(Entries taken from a collection)
◆ ◆ ◆ ◆ ◆ ◆ ◆
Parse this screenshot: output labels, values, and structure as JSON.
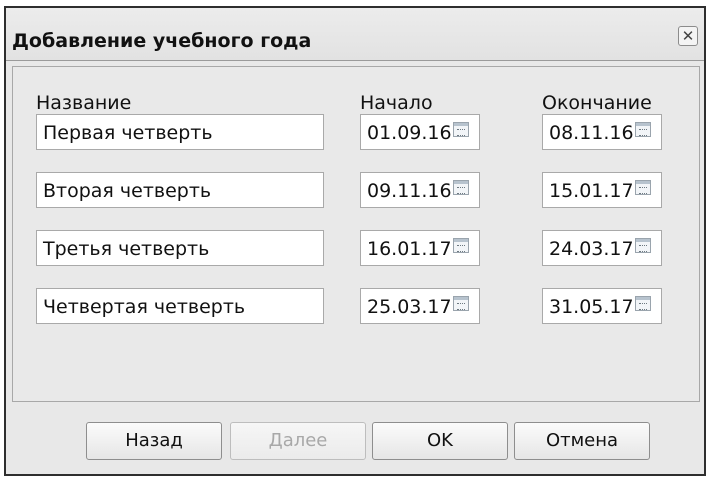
{
  "dialog": {
    "title": "Добавление учебного года",
    "close_icon": "close-icon"
  },
  "columns": {
    "name": "Название",
    "start": "Начало",
    "end": "Окончание"
  },
  "rows": [
    {
      "name": "Первая четверть",
      "start": "01.09.16",
      "end": "08.11.16"
    },
    {
      "name": "Вторая четверть",
      "start": "09.11.16",
      "end": "15.01.17"
    },
    {
      "name": "Третья четверть",
      "start": "16.01.17",
      "end": "24.03.17"
    },
    {
      "name": "Четвертая четверть",
      "start": "25.03.17",
      "end": "31.05.17"
    }
  ],
  "buttons": {
    "back": "Назад",
    "next": "Далее",
    "ok": "OK",
    "cancel": "Отмена"
  },
  "state": {
    "next_disabled": true
  },
  "icons": {
    "calendar": "calendar-icon"
  }
}
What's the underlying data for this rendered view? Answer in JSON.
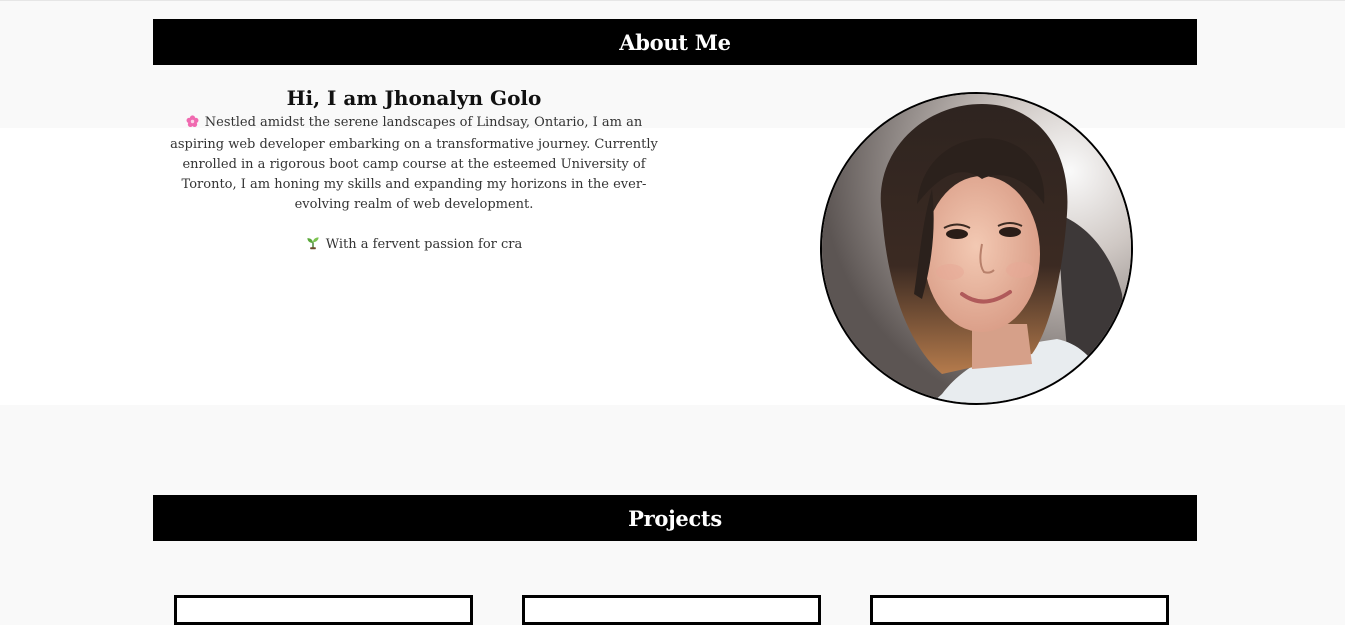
{
  "about": {
    "header": "About Me",
    "greeting": "Hi, I am Jhonalyn Golo",
    "paragraph1_icon": "cherry-blossom-icon",
    "paragraph1": "Nestled amidst the serene landscapes of Lindsay, Ontario, I am an aspiring web developer embarking on a transformative journey. Currently enrolled in a rigorous boot camp course at the esteemed University of Toronto, I am honing my skills and expanding my horizons in the ever-evolving realm of web development.",
    "paragraph2_icon": "seedling-icon",
    "paragraph2": "With a fervent passion for cra",
    "photo_name": "profile-photo"
  },
  "projects": {
    "header": "Projects",
    "cards": [
      {
        "name": "project-card-1"
      },
      {
        "name": "project-card-2"
      },
      {
        "name": "project-card-3"
      }
    ]
  },
  "colors": {
    "header_bg": "#000000",
    "header_text": "#ffffff",
    "page_bg": "#f9f9f9",
    "band_bg": "#ffffff"
  }
}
◆ ◆ ◆ ◆ ◆ ◆ ◆
Direction -> Quote each entry above verbatim and drop the pictures.

Response ->
Parse this screenshot: output labels, values, and structure as JSON.
{
  "dialog": {
    "title": "Добавление учебного года",
    "close_icon": "close-icon"
  },
  "columns": {
    "name": "Название",
    "start": "Начало",
    "end": "Окончание"
  },
  "rows": [
    {
      "name": "Первая четверть",
      "start": "01.09.16",
      "end": "08.11.16"
    },
    {
      "name": "Вторая четверть",
      "start": "09.11.16",
      "end": "15.01.17"
    },
    {
      "name": "Третья четверть",
      "start": "16.01.17",
      "end": "24.03.17"
    },
    {
      "name": "Четвертая четверть",
      "start": "25.03.17",
      "end": "31.05.17"
    }
  ],
  "buttons": {
    "back": "Назад",
    "next": "Далее",
    "ok": "OK",
    "cancel": "Отмена"
  },
  "state": {
    "next_disabled": true
  },
  "icons": {
    "calendar": "calendar-icon"
  }
}
What's the underlying data for this rendered view? Answer in JSON.
{
  "about": {
    "header": "About Me",
    "greeting": "Hi, I am Jhonalyn Golo",
    "paragraph1_icon": "cherry-blossom-icon",
    "paragraph1": "Nestled amidst the serene landscapes of Lindsay, Ontario, I am an aspiring web developer embarking on a transformative journey. Currently enrolled in a rigorous boot camp course at the esteemed University of Toronto, I am honing my skills and expanding my horizons in the ever-evolving realm of web development.",
    "paragraph2_icon": "seedling-icon",
    "paragraph2": "With a fervent passion for cra",
    "photo_name": "profile-photo"
  },
  "projects": {
    "header": "Projects",
    "cards": [
      {
        "name": "project-card-1"
      },
      {
        "name": "project-card-2"
      },
      {
        "name": "project-card-3"
      }
    ]
  },
  "colors": {
    "header_bg": "#000000",
    "header_text": "#ffffff",
    "page_bg": "#f9f9f9",
    "band_bg": "#ffffff"
  }
}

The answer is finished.